↓

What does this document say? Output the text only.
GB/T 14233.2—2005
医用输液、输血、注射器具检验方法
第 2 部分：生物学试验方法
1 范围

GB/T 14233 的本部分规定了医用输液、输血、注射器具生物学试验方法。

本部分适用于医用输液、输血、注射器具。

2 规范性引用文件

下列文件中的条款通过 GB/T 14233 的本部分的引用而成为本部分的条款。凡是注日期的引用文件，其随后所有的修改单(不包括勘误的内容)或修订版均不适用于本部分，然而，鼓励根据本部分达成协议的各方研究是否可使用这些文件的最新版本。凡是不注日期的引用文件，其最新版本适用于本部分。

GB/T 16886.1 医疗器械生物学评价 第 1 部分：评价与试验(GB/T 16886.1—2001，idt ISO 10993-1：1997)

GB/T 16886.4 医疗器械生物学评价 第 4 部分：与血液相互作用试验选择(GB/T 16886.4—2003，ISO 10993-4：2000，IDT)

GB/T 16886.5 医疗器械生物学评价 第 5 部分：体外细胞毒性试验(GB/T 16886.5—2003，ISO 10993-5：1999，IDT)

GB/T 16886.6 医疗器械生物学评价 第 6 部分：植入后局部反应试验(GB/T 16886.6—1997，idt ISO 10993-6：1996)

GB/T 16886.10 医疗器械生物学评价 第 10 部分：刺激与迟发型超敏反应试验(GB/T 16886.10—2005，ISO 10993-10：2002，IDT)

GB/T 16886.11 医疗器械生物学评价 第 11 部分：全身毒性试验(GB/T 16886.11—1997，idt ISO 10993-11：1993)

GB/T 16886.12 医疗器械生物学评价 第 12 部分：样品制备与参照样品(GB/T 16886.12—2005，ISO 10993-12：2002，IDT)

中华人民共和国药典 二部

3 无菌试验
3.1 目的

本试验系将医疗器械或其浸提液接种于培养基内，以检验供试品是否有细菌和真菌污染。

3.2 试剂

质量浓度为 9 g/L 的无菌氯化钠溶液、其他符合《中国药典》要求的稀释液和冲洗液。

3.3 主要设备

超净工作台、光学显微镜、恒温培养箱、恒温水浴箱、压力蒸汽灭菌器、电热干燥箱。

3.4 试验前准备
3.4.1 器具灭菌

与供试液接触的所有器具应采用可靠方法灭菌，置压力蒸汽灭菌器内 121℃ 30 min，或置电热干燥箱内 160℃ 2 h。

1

↑

**WHAT YOU WILL DO:**
Repeat every line of the records above exactly.

**EXERCISE ANSWER:**
What does this document say? Output the text only.
GB/T 14233.2—2005
医用输液、输血、注射器具检验方法
第 2 部分：生物学试验方法
1 范围

GB/T 14233 的本部分规定了医用输液、输血、注射器具生物学试验方法。

本部分适用于医用输液、输血、注射器具。

2 规范性引用文件

下列文件中的条款通过 GB/T 14233 的本部分的引用而成为本部分的条款。凡是注日期的引用文件，其随后所有的修改单(不包括勘误的内容)或修订版均不适用于本部分，然而，鼓励根据本部分达成协议的各方研究是否可使用这些文件的最新版本。凡是不注日期的引用文件，其最新版本适用于本部分。

GB/T 16886.1 医疗器械生物学评价 第 1 部分：评价与试验(GB/T 16886.1—2001，idt ISO 10993-1：1997)

GB/T 16886.4 医疗器械生物学评价 第 4 部分：与血液相互作用试验选择(GB/T 16886.4—2003，ISO 10993-4：2000，IDT)

GB/T 16886.5 医疗器械生物学评价 第 5 部分：体外细胞毒性试验(GB/T 16886.5—2003，ISO 10993-5：1999，IDT)

GB/T 16886.6 医疗器械生物学评价 第 6 部分：植入后局部反应试验(GB/T 16886.6—1997，idt ISO 10993-6：1996)

GB/T 16886.10 医疗器械生物学评价 第 10 部分：刺激与迟发型超敏反应试验(GB/T 16886.10—2005，ISO 10993-10：2002，IDT)

GB/T 16886.11 医疗器械生物学评价 第 11 部分：全身毒性试验(GB/T 16886.11—1997，idt ISO 10993-11：1993)

GB/T 16886.12 医疗器械生物学评价 第 12 部分：样品制备与参照样品(GB/T 16886.12—2005，ISO 10993-12：2002，IDT)

中华人民共和国药典 二部

3 无菌试验
3.1 目的

本试验系将医疗器械或其浸提液接种于培养基内，以检验供试品是否有细菌和真菌污染。

3.2 试剂

质量浓度为 9 g/L 的无菌氯化钠溶液、其他符合《中国药典》要求的稀释液和冲洗液。

3.3 主要设备

超净工作台、光学显微镜、恒温培养箱、恒温水浴箱、压力蒸汽灭菌器、电热干燥箱。

3.4 试验前准备
3.4.1 器具灭菌

与供试液接触的所有器具应采用可靠方法灭菌，置压力蒸汽灭菌器内 121℃ 30 min，或置电热干燥箱内 160℃ 2 h。

1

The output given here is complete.